**TASK TO COMPLETE:**
Each line below either holds the string "ключевое" or doesn't. Count those that do and give only the number.

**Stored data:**
>>>>>
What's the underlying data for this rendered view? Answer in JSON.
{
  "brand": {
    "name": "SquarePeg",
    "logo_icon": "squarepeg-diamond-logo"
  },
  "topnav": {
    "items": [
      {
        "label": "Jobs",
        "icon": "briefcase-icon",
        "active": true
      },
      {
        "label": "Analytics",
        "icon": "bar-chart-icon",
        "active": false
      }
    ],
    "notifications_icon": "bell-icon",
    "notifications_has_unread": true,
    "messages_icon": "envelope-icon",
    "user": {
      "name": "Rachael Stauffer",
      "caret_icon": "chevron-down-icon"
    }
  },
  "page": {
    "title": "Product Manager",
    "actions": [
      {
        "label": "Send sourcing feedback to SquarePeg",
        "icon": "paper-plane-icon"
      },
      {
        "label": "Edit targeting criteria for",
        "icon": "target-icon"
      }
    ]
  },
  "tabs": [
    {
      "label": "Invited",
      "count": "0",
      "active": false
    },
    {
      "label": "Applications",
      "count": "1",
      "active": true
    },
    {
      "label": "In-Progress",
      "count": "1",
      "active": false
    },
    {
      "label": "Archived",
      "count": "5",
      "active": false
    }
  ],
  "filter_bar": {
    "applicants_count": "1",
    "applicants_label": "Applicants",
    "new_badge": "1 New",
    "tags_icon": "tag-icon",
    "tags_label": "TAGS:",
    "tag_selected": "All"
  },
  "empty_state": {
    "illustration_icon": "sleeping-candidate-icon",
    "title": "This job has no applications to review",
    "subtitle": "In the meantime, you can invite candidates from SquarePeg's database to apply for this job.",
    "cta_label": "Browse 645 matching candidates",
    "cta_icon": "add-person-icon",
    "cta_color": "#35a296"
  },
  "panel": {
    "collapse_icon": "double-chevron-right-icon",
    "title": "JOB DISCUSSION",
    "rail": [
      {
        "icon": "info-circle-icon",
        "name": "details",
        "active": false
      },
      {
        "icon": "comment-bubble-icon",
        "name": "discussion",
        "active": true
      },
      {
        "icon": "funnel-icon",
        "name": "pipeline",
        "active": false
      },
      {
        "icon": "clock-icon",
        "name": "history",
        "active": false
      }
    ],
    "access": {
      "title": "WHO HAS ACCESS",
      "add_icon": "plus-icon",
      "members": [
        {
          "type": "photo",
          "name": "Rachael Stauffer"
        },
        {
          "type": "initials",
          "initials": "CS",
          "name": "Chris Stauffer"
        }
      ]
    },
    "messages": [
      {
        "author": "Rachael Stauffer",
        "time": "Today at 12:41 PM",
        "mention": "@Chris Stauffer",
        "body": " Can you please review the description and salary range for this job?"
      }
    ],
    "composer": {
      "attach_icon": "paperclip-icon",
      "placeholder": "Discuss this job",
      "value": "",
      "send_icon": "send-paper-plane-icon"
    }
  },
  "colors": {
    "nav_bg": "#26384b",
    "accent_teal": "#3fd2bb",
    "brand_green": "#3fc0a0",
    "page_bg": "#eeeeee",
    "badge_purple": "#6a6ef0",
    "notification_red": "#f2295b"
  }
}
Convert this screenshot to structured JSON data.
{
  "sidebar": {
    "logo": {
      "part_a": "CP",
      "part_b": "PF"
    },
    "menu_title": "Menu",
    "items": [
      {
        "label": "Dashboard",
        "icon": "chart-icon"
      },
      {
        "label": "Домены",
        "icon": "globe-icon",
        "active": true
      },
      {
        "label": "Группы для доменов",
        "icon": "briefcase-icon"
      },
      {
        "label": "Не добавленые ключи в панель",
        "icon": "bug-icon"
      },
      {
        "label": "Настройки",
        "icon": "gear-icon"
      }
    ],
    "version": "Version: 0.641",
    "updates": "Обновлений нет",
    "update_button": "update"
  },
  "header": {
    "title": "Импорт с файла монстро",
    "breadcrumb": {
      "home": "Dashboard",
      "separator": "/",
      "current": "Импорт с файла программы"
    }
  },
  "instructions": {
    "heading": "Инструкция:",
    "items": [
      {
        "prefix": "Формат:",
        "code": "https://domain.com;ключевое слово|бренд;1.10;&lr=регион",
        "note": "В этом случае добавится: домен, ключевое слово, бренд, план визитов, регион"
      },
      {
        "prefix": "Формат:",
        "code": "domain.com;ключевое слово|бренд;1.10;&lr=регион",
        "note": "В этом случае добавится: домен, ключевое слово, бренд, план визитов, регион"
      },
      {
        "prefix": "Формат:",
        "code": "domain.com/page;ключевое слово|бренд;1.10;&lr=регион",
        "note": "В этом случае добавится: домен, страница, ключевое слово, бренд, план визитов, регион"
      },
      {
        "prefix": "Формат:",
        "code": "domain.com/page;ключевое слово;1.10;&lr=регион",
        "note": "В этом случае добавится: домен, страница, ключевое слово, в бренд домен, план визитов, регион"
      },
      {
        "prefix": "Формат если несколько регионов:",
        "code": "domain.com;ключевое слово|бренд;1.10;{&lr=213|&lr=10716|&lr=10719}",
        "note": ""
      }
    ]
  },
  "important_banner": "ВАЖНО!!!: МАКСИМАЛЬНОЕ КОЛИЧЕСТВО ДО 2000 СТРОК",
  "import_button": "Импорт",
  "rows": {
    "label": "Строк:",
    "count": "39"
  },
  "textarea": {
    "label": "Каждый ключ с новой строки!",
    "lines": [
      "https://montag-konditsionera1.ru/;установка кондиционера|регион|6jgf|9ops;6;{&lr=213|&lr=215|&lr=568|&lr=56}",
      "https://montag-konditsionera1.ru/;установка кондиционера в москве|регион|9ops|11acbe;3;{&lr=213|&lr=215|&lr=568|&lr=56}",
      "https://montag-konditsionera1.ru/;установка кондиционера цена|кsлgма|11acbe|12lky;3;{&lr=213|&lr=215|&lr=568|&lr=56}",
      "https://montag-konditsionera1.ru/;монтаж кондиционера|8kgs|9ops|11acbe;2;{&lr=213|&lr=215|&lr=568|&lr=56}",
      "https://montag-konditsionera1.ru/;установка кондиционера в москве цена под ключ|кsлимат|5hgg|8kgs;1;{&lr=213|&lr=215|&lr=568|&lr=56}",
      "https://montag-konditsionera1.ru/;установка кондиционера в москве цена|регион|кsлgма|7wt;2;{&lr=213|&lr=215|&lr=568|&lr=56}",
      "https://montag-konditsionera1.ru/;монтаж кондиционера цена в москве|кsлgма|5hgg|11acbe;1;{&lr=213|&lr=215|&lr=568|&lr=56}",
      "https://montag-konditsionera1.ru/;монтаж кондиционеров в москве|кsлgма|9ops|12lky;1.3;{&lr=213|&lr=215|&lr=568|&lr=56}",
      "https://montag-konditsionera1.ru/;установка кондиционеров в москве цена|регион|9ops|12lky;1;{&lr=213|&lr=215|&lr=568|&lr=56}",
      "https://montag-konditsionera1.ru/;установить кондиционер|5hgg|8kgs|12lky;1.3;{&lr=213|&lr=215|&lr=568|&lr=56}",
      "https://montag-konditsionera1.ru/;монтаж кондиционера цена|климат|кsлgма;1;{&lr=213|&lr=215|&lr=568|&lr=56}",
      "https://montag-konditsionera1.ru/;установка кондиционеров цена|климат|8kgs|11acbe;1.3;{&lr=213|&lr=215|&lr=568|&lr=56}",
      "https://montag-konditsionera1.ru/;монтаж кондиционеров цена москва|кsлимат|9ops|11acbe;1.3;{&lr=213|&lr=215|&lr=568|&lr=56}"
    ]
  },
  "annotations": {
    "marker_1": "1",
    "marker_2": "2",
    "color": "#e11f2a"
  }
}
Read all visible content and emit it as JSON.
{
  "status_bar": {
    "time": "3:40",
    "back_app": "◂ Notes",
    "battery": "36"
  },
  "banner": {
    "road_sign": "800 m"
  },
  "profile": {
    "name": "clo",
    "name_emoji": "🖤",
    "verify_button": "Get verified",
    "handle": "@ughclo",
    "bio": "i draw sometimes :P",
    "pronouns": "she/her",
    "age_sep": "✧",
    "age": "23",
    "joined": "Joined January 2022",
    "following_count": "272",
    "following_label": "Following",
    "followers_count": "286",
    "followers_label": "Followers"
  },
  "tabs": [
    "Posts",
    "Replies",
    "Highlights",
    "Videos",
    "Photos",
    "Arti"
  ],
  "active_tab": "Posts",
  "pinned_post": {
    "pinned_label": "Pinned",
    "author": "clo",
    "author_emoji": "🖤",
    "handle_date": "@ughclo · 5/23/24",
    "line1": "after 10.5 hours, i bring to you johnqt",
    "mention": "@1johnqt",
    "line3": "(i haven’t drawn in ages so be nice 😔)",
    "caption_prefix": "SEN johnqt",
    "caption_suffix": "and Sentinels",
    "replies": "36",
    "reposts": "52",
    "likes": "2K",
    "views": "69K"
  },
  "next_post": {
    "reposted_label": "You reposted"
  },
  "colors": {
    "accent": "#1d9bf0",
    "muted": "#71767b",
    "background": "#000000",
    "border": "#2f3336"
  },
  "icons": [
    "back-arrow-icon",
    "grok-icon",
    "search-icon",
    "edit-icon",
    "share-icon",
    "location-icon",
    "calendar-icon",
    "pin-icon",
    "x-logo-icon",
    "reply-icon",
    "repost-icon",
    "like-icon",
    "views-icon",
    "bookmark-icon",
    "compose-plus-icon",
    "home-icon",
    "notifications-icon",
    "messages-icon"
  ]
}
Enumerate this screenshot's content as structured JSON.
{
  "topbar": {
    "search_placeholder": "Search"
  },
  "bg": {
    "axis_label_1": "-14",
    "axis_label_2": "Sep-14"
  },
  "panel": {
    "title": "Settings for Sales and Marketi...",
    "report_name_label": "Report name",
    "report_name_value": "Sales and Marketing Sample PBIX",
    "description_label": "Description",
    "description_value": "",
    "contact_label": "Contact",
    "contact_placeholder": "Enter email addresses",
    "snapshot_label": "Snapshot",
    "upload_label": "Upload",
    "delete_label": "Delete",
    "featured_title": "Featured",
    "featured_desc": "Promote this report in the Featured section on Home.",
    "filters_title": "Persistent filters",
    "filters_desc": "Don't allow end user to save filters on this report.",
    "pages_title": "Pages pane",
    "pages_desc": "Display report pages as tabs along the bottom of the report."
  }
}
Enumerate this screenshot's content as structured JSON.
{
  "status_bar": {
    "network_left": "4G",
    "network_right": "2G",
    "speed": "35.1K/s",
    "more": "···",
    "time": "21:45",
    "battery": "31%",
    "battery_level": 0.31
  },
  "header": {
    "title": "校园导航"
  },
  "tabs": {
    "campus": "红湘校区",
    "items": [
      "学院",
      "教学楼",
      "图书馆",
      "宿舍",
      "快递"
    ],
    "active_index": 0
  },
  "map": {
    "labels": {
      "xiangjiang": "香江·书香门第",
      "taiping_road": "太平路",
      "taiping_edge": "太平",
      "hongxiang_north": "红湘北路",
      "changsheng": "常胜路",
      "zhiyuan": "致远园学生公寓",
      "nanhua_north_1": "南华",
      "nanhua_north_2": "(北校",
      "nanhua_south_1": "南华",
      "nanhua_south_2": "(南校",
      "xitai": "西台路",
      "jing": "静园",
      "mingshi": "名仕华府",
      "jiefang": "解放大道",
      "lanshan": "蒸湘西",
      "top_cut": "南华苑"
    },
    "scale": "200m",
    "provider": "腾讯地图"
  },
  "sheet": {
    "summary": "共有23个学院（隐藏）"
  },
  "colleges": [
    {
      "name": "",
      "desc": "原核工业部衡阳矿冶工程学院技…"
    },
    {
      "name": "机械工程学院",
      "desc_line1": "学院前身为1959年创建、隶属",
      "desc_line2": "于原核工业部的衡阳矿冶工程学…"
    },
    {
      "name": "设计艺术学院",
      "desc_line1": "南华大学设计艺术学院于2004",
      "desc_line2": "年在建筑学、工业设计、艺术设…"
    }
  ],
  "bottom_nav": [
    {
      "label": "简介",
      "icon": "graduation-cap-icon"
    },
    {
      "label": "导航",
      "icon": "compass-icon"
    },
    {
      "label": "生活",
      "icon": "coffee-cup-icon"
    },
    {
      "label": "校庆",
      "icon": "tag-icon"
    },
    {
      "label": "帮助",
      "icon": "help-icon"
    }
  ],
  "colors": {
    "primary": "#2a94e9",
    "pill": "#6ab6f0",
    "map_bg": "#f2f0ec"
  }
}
<<<<<
**RESULT OF THIS EXERCISE:**
9